_Task instructions_. The data must be returned in full and exactly as given.

Chart and figure data:
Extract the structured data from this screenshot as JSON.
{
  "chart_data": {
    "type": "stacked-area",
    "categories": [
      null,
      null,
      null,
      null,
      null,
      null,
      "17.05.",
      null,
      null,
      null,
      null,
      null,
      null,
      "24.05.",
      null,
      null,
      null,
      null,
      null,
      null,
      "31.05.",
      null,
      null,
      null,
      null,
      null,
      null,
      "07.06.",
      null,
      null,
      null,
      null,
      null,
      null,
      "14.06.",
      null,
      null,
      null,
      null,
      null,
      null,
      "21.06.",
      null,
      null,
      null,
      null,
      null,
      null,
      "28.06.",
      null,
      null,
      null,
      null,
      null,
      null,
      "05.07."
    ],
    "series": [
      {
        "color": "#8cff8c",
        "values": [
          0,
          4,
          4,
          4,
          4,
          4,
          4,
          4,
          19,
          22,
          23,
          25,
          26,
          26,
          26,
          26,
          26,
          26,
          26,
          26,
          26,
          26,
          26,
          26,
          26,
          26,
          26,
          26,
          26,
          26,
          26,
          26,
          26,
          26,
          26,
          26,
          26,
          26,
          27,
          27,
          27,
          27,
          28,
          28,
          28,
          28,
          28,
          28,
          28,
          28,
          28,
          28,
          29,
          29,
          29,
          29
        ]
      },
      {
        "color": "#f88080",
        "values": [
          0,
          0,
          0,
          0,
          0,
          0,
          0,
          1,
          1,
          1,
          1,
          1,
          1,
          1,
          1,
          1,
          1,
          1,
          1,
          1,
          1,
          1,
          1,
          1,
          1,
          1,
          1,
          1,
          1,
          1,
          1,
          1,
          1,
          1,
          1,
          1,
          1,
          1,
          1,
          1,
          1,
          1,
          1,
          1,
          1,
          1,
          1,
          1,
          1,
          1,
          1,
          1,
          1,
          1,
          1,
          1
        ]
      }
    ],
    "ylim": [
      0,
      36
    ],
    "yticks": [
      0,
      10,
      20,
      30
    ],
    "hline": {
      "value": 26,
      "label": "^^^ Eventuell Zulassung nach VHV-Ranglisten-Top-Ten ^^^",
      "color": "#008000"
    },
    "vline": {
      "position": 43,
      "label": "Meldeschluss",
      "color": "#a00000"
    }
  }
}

_Response below_.
Extract the structured data from this screenshot as JSON.
{
  "chart_data": {
    "type": "stacked-area",
    "categories": [
      null,
      null,
      null,
      null,
      null,
      null,
      "17.05.",
      null,
      null,
      null,
      null,
      null,
      null,
      "24.05.",
      null,
      null,
      null,
      null,
      null,
      null,
      "31.05.",
      null,
      null,
      null,
      null,
      null,
      null,
      "07.06.",
      null,
      null,
      null,
      null,
      null,
      null,
      "14.06.",
      null,
      null,
      null,
      null,
      null,
      null,
      "21.06.",
      null,
      null,
      null,
      null,
      null,
      null,
      "28.06.",
      null,
      null,
      null,
      null,
      null,
      null,
      "05.07."
    ],
    "series": [
      {
        "color": "#8cff8c",
        "values": [
          0,
          4,
          4,
          4,
          4,
          4,
          4,
          4,
          19,
          22,
          23,
          25,
          26,
          26,
          26,
          26,
          26,
          26,
          26,
          26,
          26,
          26,
          26,
          26,
          26,
          26,
          26,
          26,
          26,
          26,
          26,
          26,
          26,
          26,
          26,
          26,
          26,
          26,
          27,
          27,
          27,
          27,
          28,
          28,
          28,
          28,
          28,
          28,
          28,
          28,
          28,
          28,
          29,
          29,
          29,
          29
        ]
      },
      {
        "color": "#f88080",
        "values": [
          0,
          0,
          0,
          0,
          0,
          0,
          0,
          1,
          1,
          1,
          1,
          1,
          1,
          1,
          1,
          1,
          1,
          1,
          1,
          1,
          1,
          1,
          1,
          1,
          1,
          1,
          1,
          1,
          1,
          1,
          1,
          1,
          1,
          1,
          1,
          1,
          1,
          1,
          1,
          1,
          1,
          1,
          1,
          1,
          1,
          1,
          1,
          1,
          1,
          1,
          1,
          1,
          1,
          1,
          1,
          1
        ]
      }
    ],
    "ylim": [
      0,
      36
    ],
    "yticks": [
      0,
      10,
      20,
      30
    ],
    "hline": {
      "value": 26,
      "label": "^^^ Eventuell Zulassung nach VHV-Ranglisten-Top-Ten ^^^",
      "color": "#008000"
    },
    "vline": {
      "position": 43,
      "label": "Meldeschluss",
      "color": "#a00000"
    }
  }
}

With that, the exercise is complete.